_WORK INSTRUCTIONS_
Nothing in the records may be left out or altered; reproduce them all exactly.

[Records about charts and figures]

•••

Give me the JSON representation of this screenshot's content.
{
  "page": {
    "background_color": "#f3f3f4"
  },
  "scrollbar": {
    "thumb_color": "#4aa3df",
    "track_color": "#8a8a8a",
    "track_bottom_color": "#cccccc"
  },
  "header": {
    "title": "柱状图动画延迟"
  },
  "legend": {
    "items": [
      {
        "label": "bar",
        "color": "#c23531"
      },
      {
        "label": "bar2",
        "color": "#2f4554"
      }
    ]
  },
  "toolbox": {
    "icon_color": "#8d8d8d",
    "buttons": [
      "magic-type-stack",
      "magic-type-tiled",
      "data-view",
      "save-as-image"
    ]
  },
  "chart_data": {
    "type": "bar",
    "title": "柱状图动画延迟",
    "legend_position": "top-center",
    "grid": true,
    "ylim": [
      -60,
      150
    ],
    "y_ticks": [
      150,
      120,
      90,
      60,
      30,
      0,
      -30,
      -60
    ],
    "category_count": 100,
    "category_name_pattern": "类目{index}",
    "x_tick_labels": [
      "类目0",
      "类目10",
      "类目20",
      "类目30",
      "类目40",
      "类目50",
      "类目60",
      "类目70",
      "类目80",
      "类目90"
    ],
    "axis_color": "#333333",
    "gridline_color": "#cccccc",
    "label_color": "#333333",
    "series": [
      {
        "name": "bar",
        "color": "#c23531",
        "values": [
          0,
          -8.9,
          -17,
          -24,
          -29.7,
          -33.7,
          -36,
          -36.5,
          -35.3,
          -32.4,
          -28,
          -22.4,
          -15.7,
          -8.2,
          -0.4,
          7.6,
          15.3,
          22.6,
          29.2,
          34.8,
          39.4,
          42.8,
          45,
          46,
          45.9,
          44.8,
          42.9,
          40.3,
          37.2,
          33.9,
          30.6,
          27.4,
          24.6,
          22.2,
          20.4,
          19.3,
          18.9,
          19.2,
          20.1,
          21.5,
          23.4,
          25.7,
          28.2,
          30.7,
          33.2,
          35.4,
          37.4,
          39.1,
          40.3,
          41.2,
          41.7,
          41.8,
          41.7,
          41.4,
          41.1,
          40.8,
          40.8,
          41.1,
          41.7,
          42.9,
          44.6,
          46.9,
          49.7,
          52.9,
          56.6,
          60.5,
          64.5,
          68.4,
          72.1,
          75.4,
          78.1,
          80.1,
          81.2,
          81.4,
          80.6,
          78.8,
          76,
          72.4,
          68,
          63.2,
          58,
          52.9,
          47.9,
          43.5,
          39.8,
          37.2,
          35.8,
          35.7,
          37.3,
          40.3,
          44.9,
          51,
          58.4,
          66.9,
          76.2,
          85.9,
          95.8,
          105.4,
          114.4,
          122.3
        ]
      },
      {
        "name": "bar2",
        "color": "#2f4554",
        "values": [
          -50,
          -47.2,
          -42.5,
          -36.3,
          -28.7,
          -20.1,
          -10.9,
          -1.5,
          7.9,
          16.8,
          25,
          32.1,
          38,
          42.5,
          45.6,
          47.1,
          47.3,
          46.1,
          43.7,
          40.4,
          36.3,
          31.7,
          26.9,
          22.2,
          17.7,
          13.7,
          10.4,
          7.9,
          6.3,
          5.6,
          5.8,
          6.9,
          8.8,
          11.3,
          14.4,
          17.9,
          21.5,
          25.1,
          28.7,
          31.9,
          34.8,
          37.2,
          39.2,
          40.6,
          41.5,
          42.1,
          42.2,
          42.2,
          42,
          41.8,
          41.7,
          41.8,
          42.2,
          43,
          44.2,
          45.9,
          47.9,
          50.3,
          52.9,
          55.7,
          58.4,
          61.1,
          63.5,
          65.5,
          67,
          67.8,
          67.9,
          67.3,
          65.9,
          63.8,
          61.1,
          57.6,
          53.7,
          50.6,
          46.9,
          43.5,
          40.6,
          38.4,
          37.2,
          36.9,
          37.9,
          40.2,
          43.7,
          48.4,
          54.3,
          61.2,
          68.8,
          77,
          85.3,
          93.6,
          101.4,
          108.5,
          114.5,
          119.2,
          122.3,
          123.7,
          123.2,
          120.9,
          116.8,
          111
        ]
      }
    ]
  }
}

•••

_SOLUTION TO THE EXERCISE_
Give me the JSON representation of this screenshot's content.
{
  "page": {
    "background_color": "#f3f3f4"
  },
  "scrollbar": {
    "thumb_color": "#4aa3df",
    "track_color": "#8a8a8a",
    "track_bottom_color": "#cccccc"
  },
  "header": {
    "title": "柱状图动画延迟"
  },
  "legend": {
    "items": [
      {
        "label": "bar",
        "color": "#c23531"
      },
      {
        "label": "bar2",
        "color": "#2f4554"
      }
    ]
  },
  "toolbox": {
    "icon_color": "#8d8d8d",
    "buttons": [
      "magic-type-stack",
      "magic-type-tiled",
      "data-view",
      "save-as-image"
    ]
  },
  "chart_data": {
    "type": "bar",
    "title": "柱状图动画延迟",
    "legend_position": "top-center",
    "grid": true,
    "ylim": [
      -60,
      150
    ],
    "y_ticks": [
      150,
      120,
      90,
      60,
      30,
      0,
      -30,
      -60
    ],
    "category_count": 100,
    "category_name_pattern": "类目{index}",
    "x_tick_labels": [
      "类目0",
      "类目10",
      "类目20",
      "类目30",
      "类目40",
      "类目50",
      "类目60",
      "类目70",
      "类目80",
      "类目90"
    ],
    "axis_color": "#333333",
    "gridline_color": "#cccccc",
    "label_color": "#333333",
    "series": [
      {
        "name": "bar",
        "color": "#c23531",
        "values": [
          0,
          -8.9,
          -17,
          -24,
          -29.7,
          -33.7,
          -36,
          -36.5,
          -35.3,
          -32.4,
          -28,
          -22.4,
          -15.7,
          -8.2,
          -0.4,
          7.6,
          15.3,
          22.6,
          29.2,
          34.8,
          39.4,
          42.8,
          45,
          46,
          45.9,
          44.8,
          42.9,
          40.3,
          37.2,
          33.9,
          30.6,
          27.4,
          24.6,
          22.2,
          20.4,
          19.3,
          18.9,
          19.2,
          20.1,
          21.5,
          23.4,
          25.7,
          28.2,
          30.7,
          33.2,
          35.4,
          37.4,
          39.1,
          40.3,
          41.2,
          41.7,
          41.8,
          41.7,
          41.4,
          41.1,
          40.8,
          40.8,
          41.1,
          41.7,
          42.9,
          44.6,
          46.9,
          49.7,
          52.9,
          56.6,
          60.5,
          64.5,
          68.4,
          72.1,
          75.4,
          78.1,
          80.1,
          81.2,
          81.4,
          80.6,
          78.8,
          76,
          72.4,
          68,
          63.2,
          58,
          52.9,
          47.9,
          43.5,
          39.8,
          37.2,
          35.8,
          35.7,
          37.3,
          40.3,
          44.9,
          51,
          58.4,
          66.9,
          76.2,
          85.9,
          95.8,
          105.4,
          114.4,
          122.3
        ]
      },
      {
        "name": "bar2",
        "color": "#2f4554",
        "values": [
          -50,
          -47.2,
          -42.5,
          -36.3,
          -28.7,
          -20.1,
          -10.9,
          -1.5,
          7.9,
          16.8,
          25,
          32.1,
          38,
          42.5,
          45.6,
          47.1,
          47.3,
          46.1,
          43.7,
          40.4,
          36.3,
          31.7,
          26.9,
          22.2,
          17.7,
          13.7,
          10.4,
          7.9,
          6.3,
          5.6,
          5.8,
          6.9,
          8.8,
          11.3,
          14.4,
          17.9,
          21.5,
          25.1,
          28.7,
          31.9,
          34.8,
          37.2,
          39.2,
          40.6,
          41.5,
          42.1,
          42.2,
          42.2,
          42,
          41.8,
          41.7,
          41.8,
          42.2,
          43,
          44.2,
          45.9,
          47.9,
          50.3,
          52.9,
          55.7,
          58.4,
          61.1,
          63.5,
          65.5,
          67,
          67.8,
          67.9,
          67.3,
          65.9,
          63.8,
          61.1,
          57.6,
          53.7,
          50.6,
          46.9,
          43.5,
          40.6,
          38.4,
          37.2,
          36.9,
          37.9,
          40.2,
          43.7,
          48.4,
          54.3,
          61.2,
          68.8,
          77,
          85.3,
          93.6,
          101.4,
          108.5,
          114.5,
          119.2,
          122.3,
          123.7,
          123.2,
          120.9,
          116.8,
          111
        ]
      }
    ]
  }
}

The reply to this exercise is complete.